◆ GIVEN RECORDS ◆
____
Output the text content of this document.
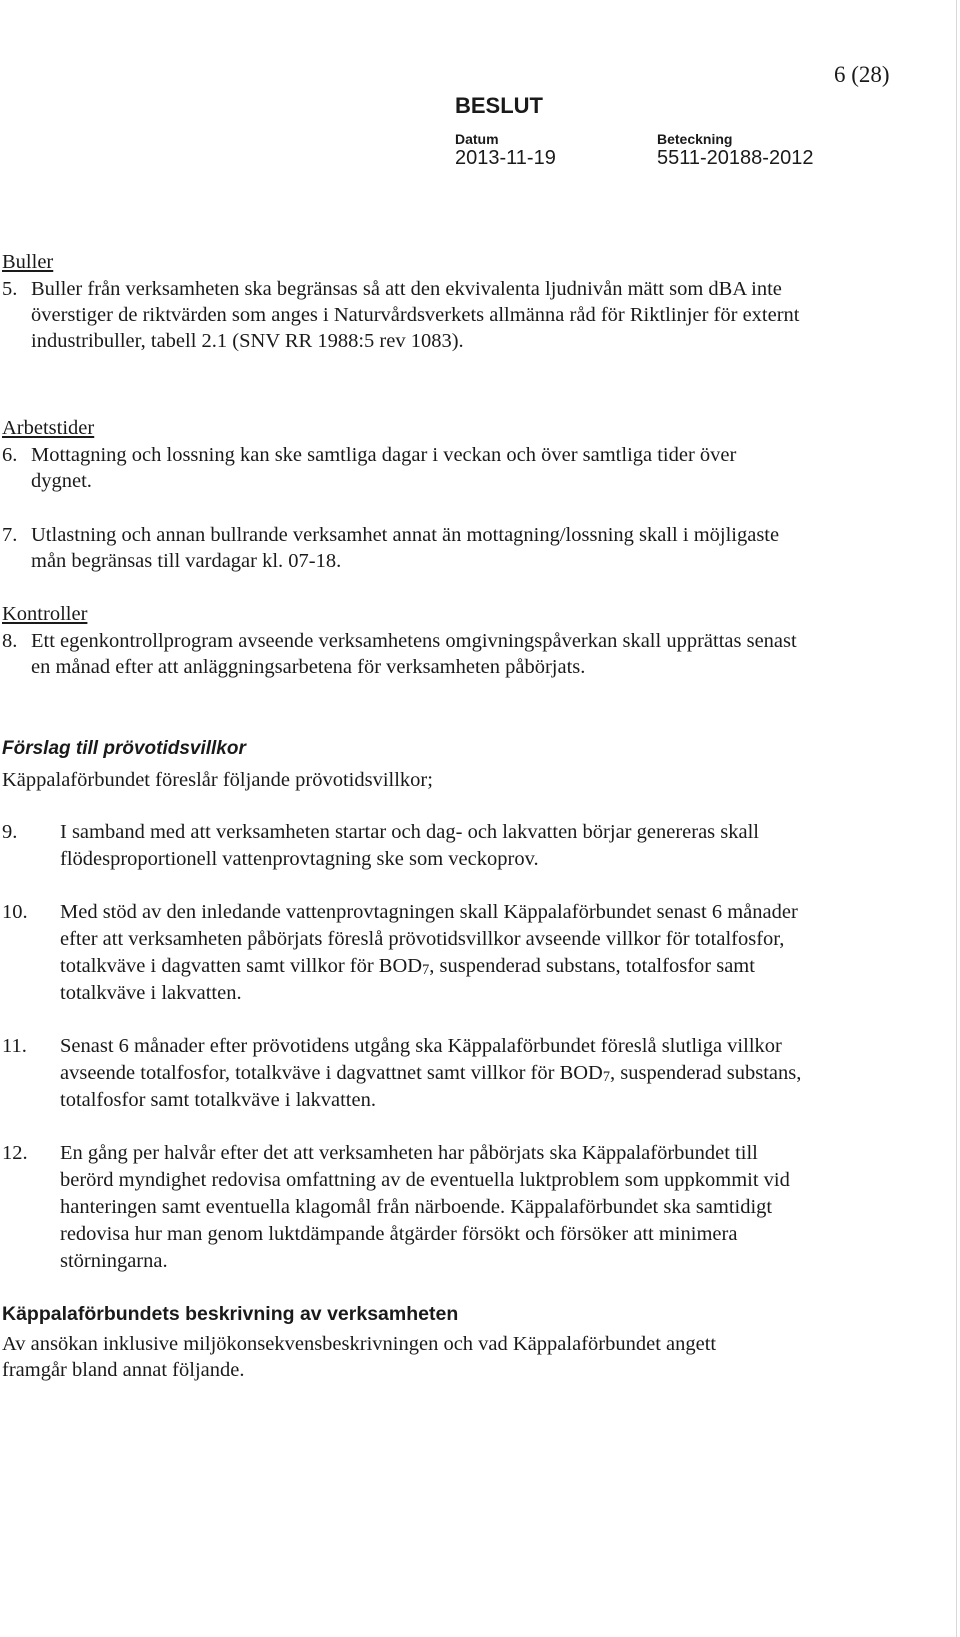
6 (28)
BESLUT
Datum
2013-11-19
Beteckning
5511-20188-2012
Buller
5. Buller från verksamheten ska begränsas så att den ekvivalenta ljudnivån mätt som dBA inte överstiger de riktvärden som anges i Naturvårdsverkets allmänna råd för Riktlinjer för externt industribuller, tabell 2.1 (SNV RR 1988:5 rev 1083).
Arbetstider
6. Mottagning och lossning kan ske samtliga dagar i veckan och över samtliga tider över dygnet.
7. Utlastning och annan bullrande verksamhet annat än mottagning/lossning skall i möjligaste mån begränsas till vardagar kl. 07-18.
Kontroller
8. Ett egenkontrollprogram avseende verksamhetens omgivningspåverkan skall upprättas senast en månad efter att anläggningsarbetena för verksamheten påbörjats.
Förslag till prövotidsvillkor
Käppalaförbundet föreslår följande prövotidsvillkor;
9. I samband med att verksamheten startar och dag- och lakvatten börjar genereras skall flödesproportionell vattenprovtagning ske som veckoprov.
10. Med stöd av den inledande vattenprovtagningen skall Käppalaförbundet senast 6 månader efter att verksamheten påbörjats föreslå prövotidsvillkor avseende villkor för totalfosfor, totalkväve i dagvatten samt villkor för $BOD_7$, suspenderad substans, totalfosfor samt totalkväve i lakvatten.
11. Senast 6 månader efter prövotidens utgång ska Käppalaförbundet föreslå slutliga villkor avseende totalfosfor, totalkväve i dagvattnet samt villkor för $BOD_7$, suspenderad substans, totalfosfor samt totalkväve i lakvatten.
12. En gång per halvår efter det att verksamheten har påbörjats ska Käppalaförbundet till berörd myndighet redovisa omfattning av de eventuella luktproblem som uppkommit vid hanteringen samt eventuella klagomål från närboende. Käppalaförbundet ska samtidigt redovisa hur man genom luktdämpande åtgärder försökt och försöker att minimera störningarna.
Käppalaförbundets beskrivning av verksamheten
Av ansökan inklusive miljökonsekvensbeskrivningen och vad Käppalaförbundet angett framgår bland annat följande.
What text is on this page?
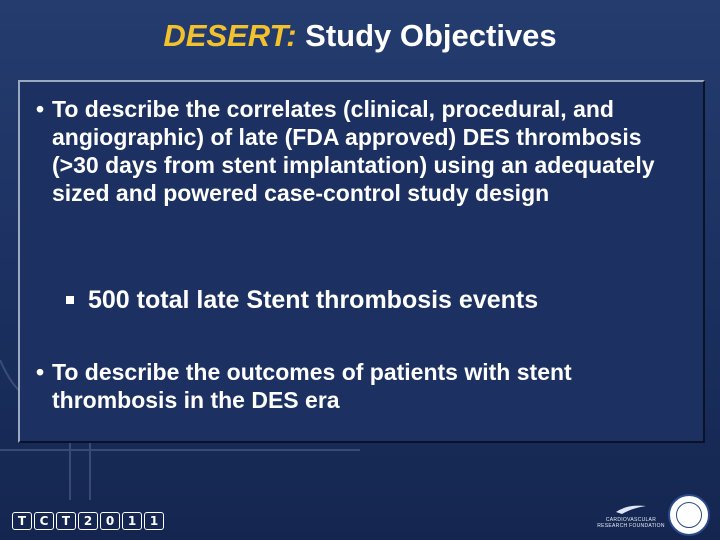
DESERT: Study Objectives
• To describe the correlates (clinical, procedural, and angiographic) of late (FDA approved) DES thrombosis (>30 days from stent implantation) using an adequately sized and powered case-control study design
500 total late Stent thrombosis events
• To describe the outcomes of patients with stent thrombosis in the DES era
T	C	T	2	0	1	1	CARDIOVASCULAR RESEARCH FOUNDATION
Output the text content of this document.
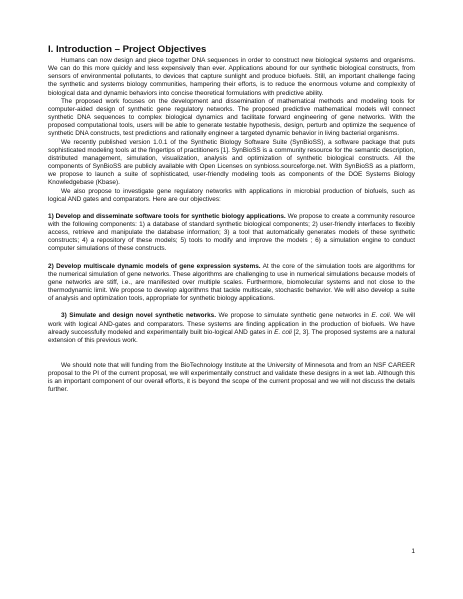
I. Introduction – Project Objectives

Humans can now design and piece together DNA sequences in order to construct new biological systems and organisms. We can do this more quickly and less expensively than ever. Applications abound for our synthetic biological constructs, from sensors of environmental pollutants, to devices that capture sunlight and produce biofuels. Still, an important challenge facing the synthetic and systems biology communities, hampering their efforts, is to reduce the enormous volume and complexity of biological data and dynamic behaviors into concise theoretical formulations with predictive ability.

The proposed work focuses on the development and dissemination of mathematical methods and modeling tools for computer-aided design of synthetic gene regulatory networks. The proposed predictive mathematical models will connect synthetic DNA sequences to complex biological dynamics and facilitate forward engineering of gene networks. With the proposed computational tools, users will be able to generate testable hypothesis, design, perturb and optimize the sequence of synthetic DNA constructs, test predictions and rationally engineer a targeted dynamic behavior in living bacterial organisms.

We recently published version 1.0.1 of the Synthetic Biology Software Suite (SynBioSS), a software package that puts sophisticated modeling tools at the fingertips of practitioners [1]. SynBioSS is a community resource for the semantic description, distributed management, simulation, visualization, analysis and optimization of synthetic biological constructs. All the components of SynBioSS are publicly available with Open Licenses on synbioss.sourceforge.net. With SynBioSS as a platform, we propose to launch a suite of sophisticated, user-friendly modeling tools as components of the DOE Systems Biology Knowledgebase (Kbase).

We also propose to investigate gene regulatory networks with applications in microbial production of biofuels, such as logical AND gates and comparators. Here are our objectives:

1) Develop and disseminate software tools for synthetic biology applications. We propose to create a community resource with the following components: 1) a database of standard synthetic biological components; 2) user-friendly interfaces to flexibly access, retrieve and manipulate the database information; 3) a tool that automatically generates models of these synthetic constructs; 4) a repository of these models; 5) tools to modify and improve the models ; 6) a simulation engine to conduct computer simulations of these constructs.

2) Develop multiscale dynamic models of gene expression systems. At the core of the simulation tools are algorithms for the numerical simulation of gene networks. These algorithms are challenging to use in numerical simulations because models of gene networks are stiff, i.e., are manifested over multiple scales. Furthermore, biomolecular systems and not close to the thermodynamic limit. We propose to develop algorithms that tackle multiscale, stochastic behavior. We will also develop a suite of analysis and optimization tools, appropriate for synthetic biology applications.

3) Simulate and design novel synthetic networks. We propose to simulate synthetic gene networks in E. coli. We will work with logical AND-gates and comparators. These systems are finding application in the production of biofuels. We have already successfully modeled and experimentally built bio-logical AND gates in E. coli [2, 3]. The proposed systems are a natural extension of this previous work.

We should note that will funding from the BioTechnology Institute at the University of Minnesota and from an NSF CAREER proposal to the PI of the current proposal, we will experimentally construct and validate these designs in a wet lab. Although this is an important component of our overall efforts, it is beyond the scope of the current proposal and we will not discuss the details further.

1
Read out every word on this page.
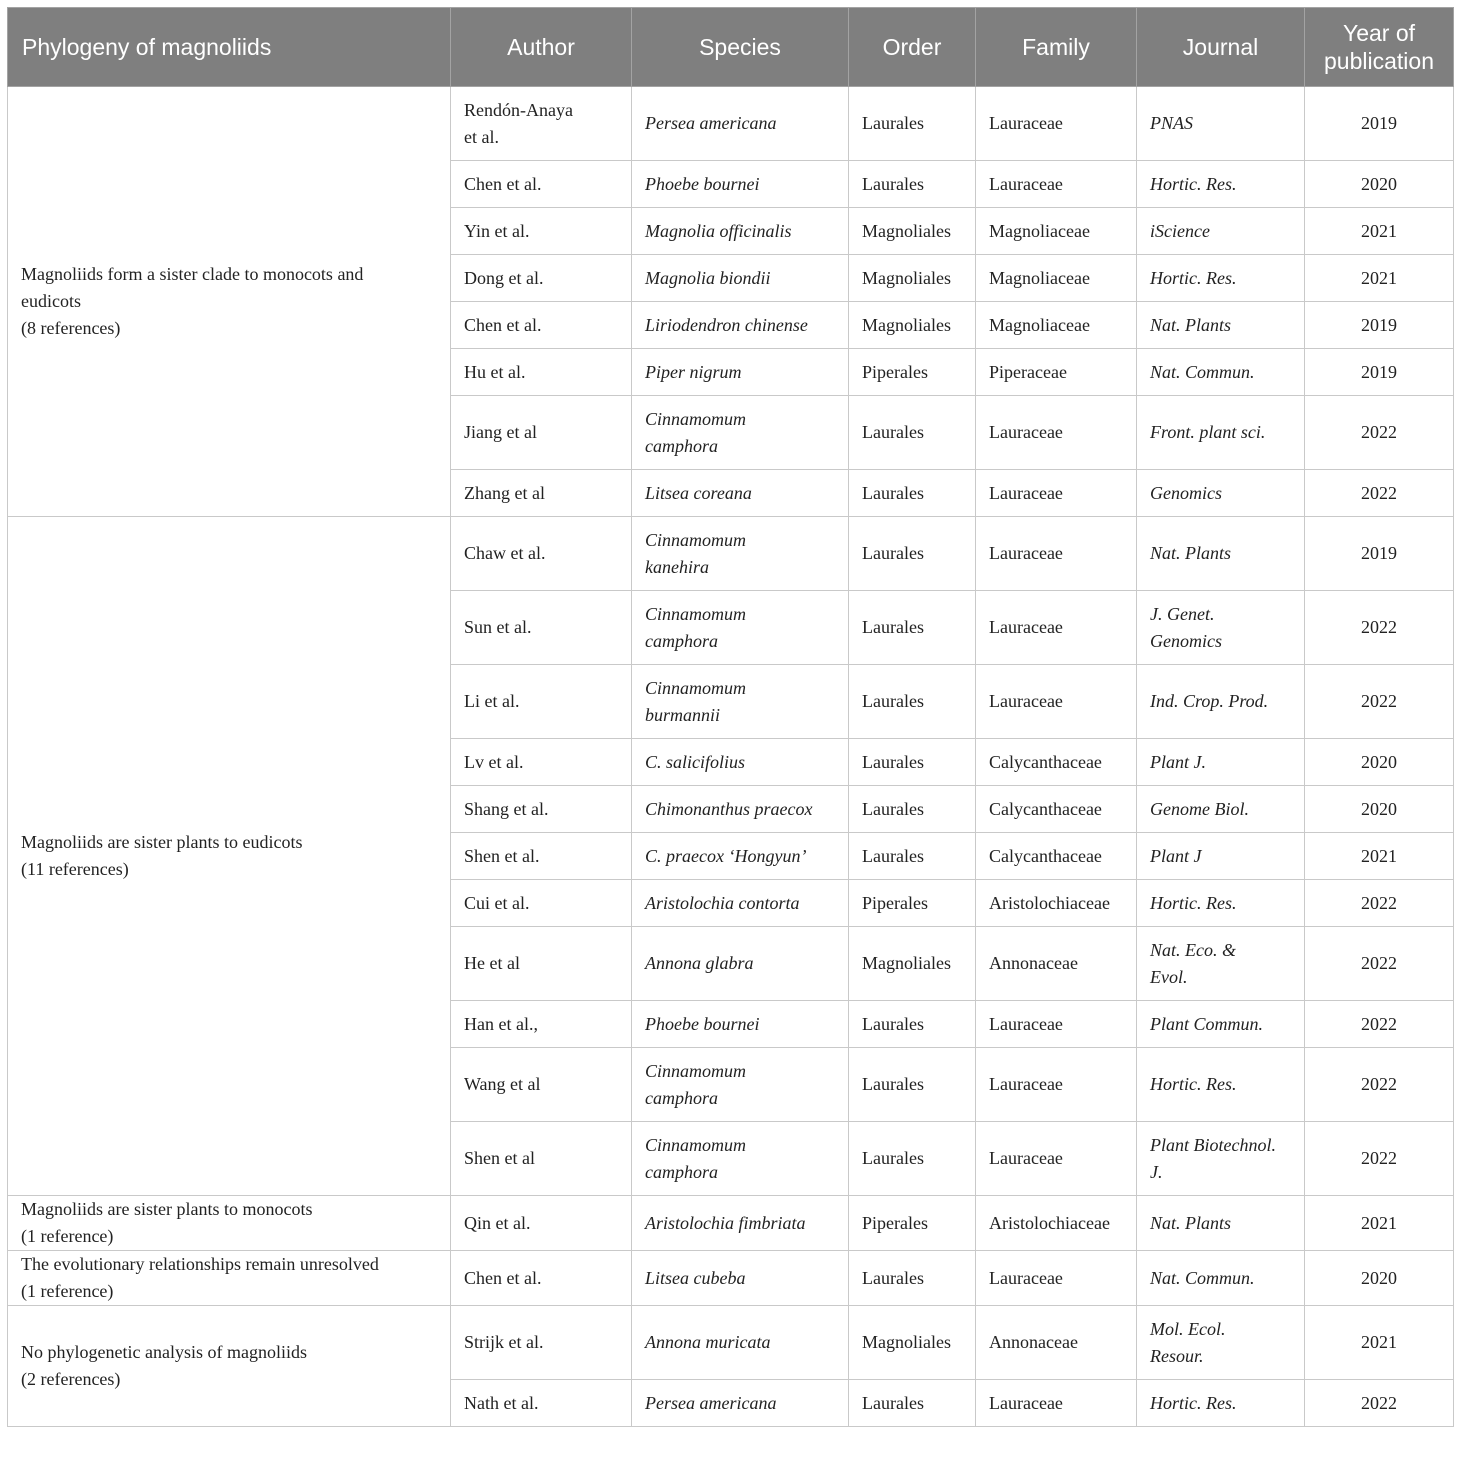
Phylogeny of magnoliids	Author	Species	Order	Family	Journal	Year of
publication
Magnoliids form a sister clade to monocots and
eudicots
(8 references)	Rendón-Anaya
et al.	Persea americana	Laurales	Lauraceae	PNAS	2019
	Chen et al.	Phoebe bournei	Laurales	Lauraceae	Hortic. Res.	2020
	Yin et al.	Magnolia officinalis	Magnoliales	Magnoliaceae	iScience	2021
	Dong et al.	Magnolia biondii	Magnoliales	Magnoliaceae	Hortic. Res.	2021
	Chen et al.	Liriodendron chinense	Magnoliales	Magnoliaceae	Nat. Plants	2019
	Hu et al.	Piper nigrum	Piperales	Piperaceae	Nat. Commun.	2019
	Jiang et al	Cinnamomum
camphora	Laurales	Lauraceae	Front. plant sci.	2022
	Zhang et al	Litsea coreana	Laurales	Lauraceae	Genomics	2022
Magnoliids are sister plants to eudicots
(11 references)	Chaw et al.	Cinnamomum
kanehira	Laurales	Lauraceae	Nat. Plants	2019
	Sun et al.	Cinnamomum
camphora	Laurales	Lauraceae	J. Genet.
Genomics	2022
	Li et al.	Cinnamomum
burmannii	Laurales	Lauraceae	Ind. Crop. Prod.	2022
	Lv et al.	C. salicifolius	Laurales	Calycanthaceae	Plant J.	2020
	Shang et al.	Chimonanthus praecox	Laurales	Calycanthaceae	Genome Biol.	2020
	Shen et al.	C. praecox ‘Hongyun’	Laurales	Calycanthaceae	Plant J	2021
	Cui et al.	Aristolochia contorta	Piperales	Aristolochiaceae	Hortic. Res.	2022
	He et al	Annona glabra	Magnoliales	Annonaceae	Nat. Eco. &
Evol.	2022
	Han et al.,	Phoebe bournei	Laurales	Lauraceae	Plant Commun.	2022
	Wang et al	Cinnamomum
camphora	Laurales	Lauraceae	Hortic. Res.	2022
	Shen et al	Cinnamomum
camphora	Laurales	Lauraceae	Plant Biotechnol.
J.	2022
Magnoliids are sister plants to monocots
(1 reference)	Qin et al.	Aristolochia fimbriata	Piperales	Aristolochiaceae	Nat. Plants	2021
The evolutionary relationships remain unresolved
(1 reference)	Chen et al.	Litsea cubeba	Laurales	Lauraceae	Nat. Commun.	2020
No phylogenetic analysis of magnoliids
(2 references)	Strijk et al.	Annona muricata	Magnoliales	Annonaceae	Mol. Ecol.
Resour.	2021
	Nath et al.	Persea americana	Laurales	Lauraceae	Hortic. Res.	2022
____
◆ WHAT IS BEING ASKED ◆
Scan the lines above for the word "från", then copy each line that has it.

◆ TASK SOLUTION ◆
5. Buller från verksamheten ska begränsas så att den ekvivalenta ljudnivån mätt som dBA inte överstiger de riktvärden som anges i Naturvårdsverkets allmänna råd för Riktlinjer för externt industribuller, tabell 2.1 (SNV RR 1988:5 rev 1083).
12. En gång per halvår efter det att verksamheten har påbörjats ska Käppalaförbundet till berörd myndighet redovisa omfattning av de eventuella luktproblem som uppkommit vid hanteringen samt eventuella klagomål från närboende. Käppalaförbundet ska samtidigt redovisa hur man genom luktdämpande åtgärder försökt och försöker att minimera störningarna.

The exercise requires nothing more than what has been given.